▶ Given task: Copy out each line in the material below that has the word "JSON".

▶ Entries provided:

--

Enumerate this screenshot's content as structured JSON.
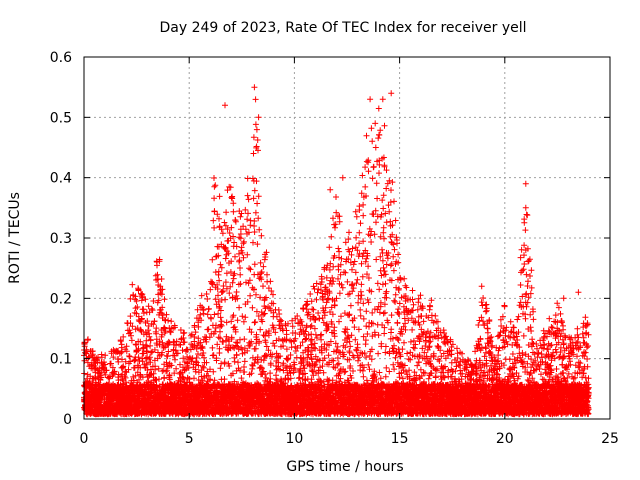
{
  "chart_data": {
    "type": "scatter",
    "title": "Day 249 of 2023, Rate Of TEC Index for receiver yell",
    "xlabel": "GPS time / hours",
    "ylabel": "ROTI / TECUs",
    "xlim": [
      0,
      25
    ],
    "ylim": [
      0,
      0.6
    ],
    "xticks": [
      0,
      5,
      10,
      15,
      20,
      25
    ],
    "yticks": [
      0,
      0.1,
      0.2,
      0.3,
      0.4,
      0.5,
      0.6
    ],
    "xtick_labels": [
      "0",
      "5",
      "10",
      "15",
      "20",
      "25"
    ],
    "ytick_labels": [
      "0",
      "0.1",
      "0.2",
      "0.3",
      "0.4",
      "0.5",
      "0.6"
    ],
    "grid": true,
    "marker": "+",
    "color": "#ff0000",
    "envelope": [
      [
        0.0,
        0.14
      ],
      [
        0.5,
        0.1
      ],
      [
        1.0,
        0.1
      ],
      [
        1.5,
        0.11
      ],
      [
        2.0,
        0.14
      ],
      [
        2.3,
        0.22
      ],
      [
        2.8,
        0.2
      ],
      [
        3.2,
        0.17
      ],
      [
        3.5,
        0.28
      ],
      [
        4.0,
        0.16
      ],
      [
        4.5,
        0.16
      ],
      [
        5.0,
        0.12
      ],
      [
        5.5,
        0.2
      ],
      [
        6.0,
        0.22
      ],
      [
        6.2,
        0.42
      ],
      [
        6.5,
        0.35
      ],
      [
        7.0,
        0.4
      ],
      [
        7.3,
        0.37
      ],
      [
        7.6,
        0.38
      ],
      [
        8.0,
        0.45
      ],
      [
        8.2,
        0.55
      ],
      [
        8.5,
        0.3
      ],
      [
        9.0,
        0.21
      ],
      [
        9.5,
        0.15
      ],
      [
        10.0,
        0.16
      ],
      [
        10.5,
        0.18
      ],
      [
        11.0,
        0.22
      ],
      [
        11.5,
        0.25
      ],
      [
        12.0,
        0.38
      ],
      [
        12.5,
        0.3
      ],
      [
        13.0,
        0.35
      ],
      [
        13.5,
        0.5
      ],
      [
        14.0,
        0.52
      ],
      [
        14.5,
        0.45
      ],
      [
        15.0,
        0.27
      ],
      [
        15.5,
        0.22
      ],
      [
        16.0,
        0.2
      ],
      [
        16.5,
        0.19
      ],
      [
        17.0,
        0.15
      ],
      [
        17.5,
        0.12
      ],
      [
        18.0,
        0.1
      ],
      [
        18.5,
        0.08
      ],
      [
        19.0,
        0.22
      ],
      [
        19.5,
        0.1
      ],
      [
        20.0,
        0.2
      ],
      [
        20.5,
        0.14
      ],
      [
        21.0,
        0.39
      ],
      [
        21.5,
        0.12
      ],
      [
        22.0,
        0.15
      ],
      [
        22.5,
        0.19
      ],
      [
        23.0,
        0.14
      ],
      [
        23.5,
        0.15
      ],
      [
        24.0,
        0.17
      ]
    ],
    "outliers": [
      [
        6.7,
        0.52
      ],
      [
        8.1,
        0.55
      ],
      [
        8.3,
        0.5
      ],
      [
        12.3,
        0.4
      ],
      [
        11.7,
        0.38
      ],
      [
        13.6,
        0.53
      ],
      [
        14.2,
        0.53
      ],
      [
        14.6,
        0.54
      ],
      [
        21.0,
        0.39
      ],
      [
        21.0,
        0.35
      ],
      [
        21.0,
        0.28
      ],
      [
        22.8,
        0.2
      ],
      [
        23.5,
        0.21
      ],
      [
        18.9,
        0.22
      ]
    ]
  }
}
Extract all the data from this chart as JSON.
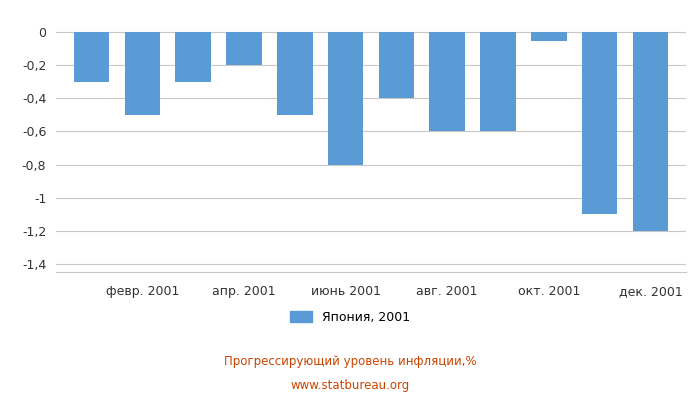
{
  "months_count": 12,
  "values": [
    -0.3,
    -0.5,
    -0.3,
    -0.2,
    -0.5,
    -0.8,
    -0.4,
    -0.6,
    -0.6,
    -0.05,
    -1.1,
    -1.2
  ],
  "bar_color": "#5b9bd5",
  "xtick_labels": [
    "февр. 2001",
    "апр. 2001",
    "июнь 2001",
    "авг. 2001",
    "окт. 2001",
    "дек. 2001"
  ],
  "xtick_positions": [
    1,
    3,
    5,
    7,
    9,
    11
  ],
  "yticks": [
    0,
    -0.2,
    -0.4,
    -0.6,
    -0.8,
    -1.0,
    -1.2,
    -1.4
  ],
  "ytick_labels": [
    "0",
    "-0,2",
    "-0,4",
    "-0,6",
    "-0,8",
    "-1",
    "-1,2",
    "-1,4"
  ],
  "ylim": [
    -1.45,
    0.05
  ],
  "legend_label": "Япония, 2001",
  "title_line1": "Прогрессирующий уровень инфляции,%",
  "title_line2": "www.statbureau.org",
  "background_color": "#ffffff",
  "grid_color": "#c8c8c8",
  "bar_width": 0.7
}
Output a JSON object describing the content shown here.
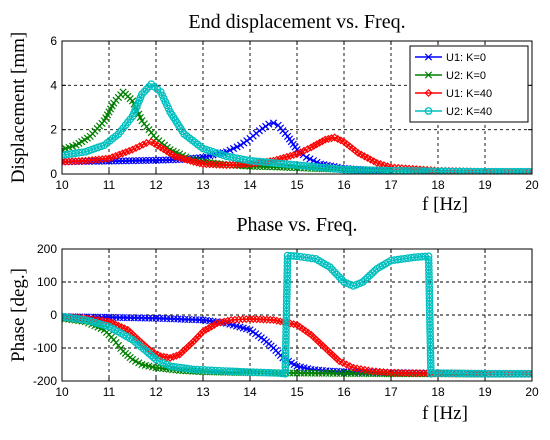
{
  "chart_data": [
    {
      "type": "line",
      "title": "End displacement vs. Freq.",
      "xlabel": "f [Hz]",
      "ylabel": "Displacement [mm]",
      "xlim": [
        10,
        20
      ],
      "ylim": [
        0,
        6
      ],
      "xticks": [
        10,
        11,
        12,
        13,
        14,
        15,
        16,
        17,
        18,
        19,
        20
      ],
      "yticks": [
        0,
        2,
        4,
        6
      ],
      "grid": true,
      "legend_position": "top-right",
      "series": [
        {
          "name": "U1: K=0",
          "color": "#0000ff",
          "marker": "x",
          "x": [
            10,
            10.5,
            11,
            11.5,
            12,
            12.5,
            13,
            13.5,
            13.8,
            14,
            14.2,
            14.4,
            14.5,
            14.6,
            14.8,
            15,
            15.2,
            15.5,
            16,
            16.5,
            17,
            18,
            19,
            20
          ],
          "y": [
            0.55,
            0.57,
            0.58,
            0.6,
            0.62,
            0.65,
            0.75,
            1.0,
            1.3,
            1.6,
            1.95,
            2.25,
            2.3,
            2.2,
            1.7,
            1.1,
            0.75,
            0.45,
            0.25,
            0.18,
            0.15,
            0.12,
            0.1,
            0.1
          ]
        },
        {
          "name": "U2: K=0",
          "color": "#008000",
          "marker": "x",
          "x": [
            10,
            10.3,
            10.6,
            10.9,
            11.1,
            11.3,
            11.5,
            11.7,
            12,
            12.3,
            12.7,
            13,
            13.5,
            14,
            14.5,
            15,
            16,
            17,
            18,
            19,
            20
          ],
          "y": [
            1.1,
            1.3,
            1.7,
            2.4,
            3.2,
            3.7,
            3.3,
            2.4,
            1.6,
            1.1,
            0.7,
            0.55,
            0.42,
            0.35,
            0.32,
            0.28,
            0.2,
            0.15,
            0.12,
            0.1,
            0.1
          ]
        },
        {
          "name": "U1: K=40",
          "color": "#ff0000",
          "marker": "diamond",
          "x": [
            10,
            10.5,
            11,
            11.5,
            11.8,
            11.9,
            12.1,
            12.4,
            12.8,
            13,
            13.5,
            14,
            14.5,
            15,
            15.3,
            15.6,
            15.8,
            16,
            16.3,
            16.7,
            17,
            18,
            19,
            20
          ],
          "y": [
            0.55,
            0.6,
            0.7,
            1.1,
            1.4,
            1.45,
            1.2,
            0.8,
            0.55,
            0.45,
            0.4,
            0.45,
            0.6,
            0.9,
            1.2,
            1.55,
            1.65,
            1.45,
            0.95,
            0.5,
            0.3,
            0.15,
            0.1,
            0.1
          ]
        },
        {
          "name": "U2: K=40",
          "color": "#00bfbf",
          "marker": "o",
          "x": [
            10,
            10.5,
            10.9,
            11.2,
            11.5,
            11.7,
            11.9,
            12.1,
            12.3,
            12.6,
            13,
            13.5,
            14,
            14.5,
            15,
            15.5,
            16,
            17,
            18,
            19,
            20
          ],
          "y": [
            0.85,
            1.0,
            1.3,
            1.8,
            2.6,
            3.6,
            4.05,
            3.7,
            2.8,
            1.8,
            1.15,
            0.8,
            0.6,
            0.5,
            0.4,
            0.3,
            0.2,
            0.15,
            0.12,
            0.1,
            0.1
          ]
        }
      ]
    },
    {
      "type": "line",
      "title": "Phase vs.  Freq.",
      "xlabel": "f [Hz]",
      "ylabel": "Phase [deg.]",
      "xlim": [
        10,
        20
      ],
      "ylim": [
        -200,
        200
      ],
      "xticks": [
        10,
        11,
        12,
        13,
        14,
        15,
        16,
        17,
        18,
        19,
        20
      ],
      "yticks": [
        -200,
        -100,
        0,
        100,
        200
      ],
      "grid": true,
      "series": [
        {
          "name": "U1: K=0",
          "color": "#0000ff",
          "marker": "x",
          "x": [
            10,
            11,
            12,
            13,
            13.5,
            14,
            14.3,
            14.5,
            14.7,
            15,
            15.3,
            15.7,
            16,
            17,
            18,
            19,
            20
          ],
          "y": [
            -5,
            -7,
            -10,
            -15,
            -25,
            -45,
            -75,
            -100,
            -130,
            -155,
            -165,
            -170,
            -172,
            -175,
            -177,
            -178,
            -178
          ]
        },
        {
          "name": "U2: K=0",
          "color": "#008000",
          "marker": "x",
          "x": [
            10,
            10.5,
            10.9,
            11.1,
            11.3,
            11.5,
            11.7,
            12,
            12.5,
            13,
            14,
            15,
            16,
            17,
            18,
            19,
            20
          ],
          "y": [
            -10,
            -20,
            -45,
            -75,
            -110,
            -135,
            -150,
            -160,
            -168,
            -172,
            -175,
            -176,
            -177,
            -178,
            -178,
            -179,
            -179
          ]
        },
        {
          "name": "U1: K=40",
          "color": "#ff0000",
          "marker": "diamond",
          "x": [
            10,
            10.5,
            11,
            11.4,
            11.7,
            11.9,
            12.1,
            12.3,
            12.5,
            12.8,
            13,
            13.3,
            13.6,
            14,
            14.5,
            15,
            15.3,
            15.6,
            15.9,
            16.2,
            16.6,
            17,
            18,
            19,
            20
          ],
          "y": [
            -5,
            -10,
            -20,
            -45,
            -85,
            -110,
            -125,
            -130,
            -120,
            -80,
            -50,
            -25,
            -15,
            -12,
            -15,
            -30,
            -60,
            -100,
            -140,
            -160,
            -170,
            -175,
            -177,
            -178,
            -178
          ]
        },
        {
          "name": "U2: K=40",
          "color": "#00bfbf",
          "marker": "o",
          "x": [
            10,
            10.5,
            11,
            11.5,
            11.8,
            12,
            12.3,
            12.8,
            13.5,
            14,
            14.6,
            14.75,
            14.8,
            15,
            15.4,
            15.7,
            16,
            16.2,
            16.4,
            16.7,
            17,
            17.5,
            17.8,
            17.85,
            17.9,
            18.5,
            19,
            20
          ],
          "y": [
            -5,
            -15,
            -35,
            -75,
            -110,
            -135,
            -155,
            -165,
            -170,
            -173,
            -176,
            -178,
            180,
            178,
            170,
            145,
            100,
            88,
            100,
            140,
            165,
            175,
            178,
            -178,
            -176,
            -177,
            -178,
            -178
          ]
        }
      ]
    }
  ]
}
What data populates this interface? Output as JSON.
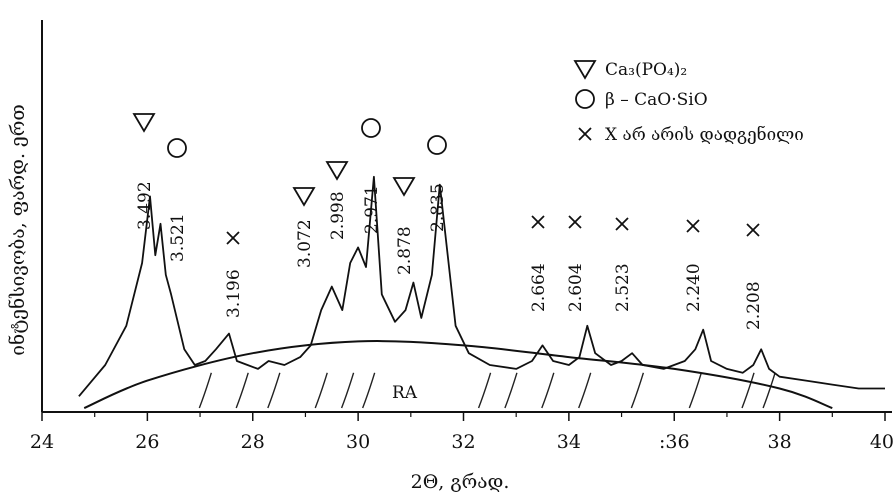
{
  "chart_data": {
    "type": "line",
    "title": "",
    "xlabel": "2Θ, გრად.",
    "ylabel": "ინტენსივობა, ფარდ. ერთ",
    "xlim": [
      24,
      40
    ],
    "ylim": [
      0,
      100
    ],
    "x_ticks": [
      "24",
      "26",
      "28",
      "30",
      "32",
      "34",
      ":36",
      "38",
      "40"
    ],
    "x_tick_values": [
      24,
      26,
      28,
      30,
      32,
      34,
      36,
      38,
      40
    ],
    "series": [
      {
        "name": "",
        "x": [
          24.7,
          25.2,
          25.6,
          25.9,
          26.05,
          26.15,
          26.25,
          26.35,
          26.45,
          26.7,
          26.9,
          27.1,
          27.3,
          27.55,
          27.7,
          27.9,
          28.1,
          28.3,
          28.6,
          28.9,
          29.1,
          29.3,
          29.5,
          29.7,
          29.85,
          30.0,
          30.15,
          30.3,
          30.45,
          30.7,
          30.9,
          31.05,
          31.2,
          31.4,
          31.55,
          31.7,
          31.85,
          32.1,
          32.5,
          33.0,
          33.3,
          33.5,
          33.7,
          34.0,
          34.2,
          34.35,
          34.5,
          34.8,
          35.0,
          35.2,
          35.4,
          35.8,
          36.2,
          36.4,
          36.55,
          36.7,
          37.0,
          37.3,
          37.5,
          37.65,
          37.8,
          38.0,
          38.5,
          39.0,
          39.5,
          40.0
        ],
        "y": [
          4,
          12,
          22,
          38,
          55,
          40,
          48,
          35,
          30,
          16,
          12,
          13,
          16,
          20,
          13,
          12,
          11,
          13,
          12,
          14,
          17,
          26,
          32,
          26,
          38,
          42,
          37,
          60,
          30,
          23,
          26,
          33,
          24,
          35,
          58,
          40,
          22,
          15,
          12,
          11,
          13,
          17,
          13,
          12,
          14,
          22,
          15,
          12,
          13,
          15,
          12,
          11,
          13,
          16,
          21,
          13,
          11,
          10,
          12,
          16,
          11,
          9,
          8,
          7,
          6,
          6
        ]
      }
    ],
    "background_curve": {
      "name": "RA",
      "x": [
        24.8,
        26,
        28,
        30,
        32,
        34,
        36,
        38,
        39
      ],
      "y": [
        1,
        8,
        15,
        18,
        17,
        14,
        11,
        6,
        1
      ]
    },
    "peak_labels": [
      {
        "d": "3.492",
        "x": 26.0,
        "marker": "triangle"
      },
      {
        "d": "3.521",
        "x": 26.4,
        "marker": "circle"
      },
      {
        "d": "3.196",
        "x": 27.6,
        "marker": "x"
      },
      {
        "d": "3.072",
        "x": 29.3,
        "marker": "triangle"
      },
      {
        "d": "2.998",
        "x": 29.8,
        "marker": "triangle"
      },
      {
        "d": "2.971",
        "x": 30.3,
        "marker": "circle"
      },
      {
        "d": "2.878",
        "x": 31.1,
        "marker": "triangle"
      },
      {
        "d": "2.835",
        "x": 31.6,
        "marker": "circle"
      },
      {
        "d": "2.664",
        "x": 33.5,
        "marker": "x"
      },
      {
        "d": "2.604",
        "x": 34.3,
        "marker": "x"
      },
      {
        "d": "2.523",
        "x": 35.2,
        "marker": "x"
      },
      {
        "d": "2.240",
        "x": 36.5,
        "marker": "x"
      },
      {
        "d": "2.208",
        "x": 37.6,
        "marker": "x"
      }
    ],
    "legend": [
      {
        "marker": "triangle",
        "label": "Ca₃(PO₄)₂"
      },
      {
        "marker": "circle",
        "label": "β – CaO·SiO"
      },
      {
        "marker": "x",
        "label": "X არ არის დადგენილი"
      }
    ],
    "legend_position": "top-right",
    "area_annotation": "RA",
    "grid": false
  }
}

--

▶ Task output:
Enumerate this screenshot's content as structured JSON.
Extract all the data from this chart as JSON.
Output a JSON object describing the content shown here.
What data populates this interface? Output as JSON.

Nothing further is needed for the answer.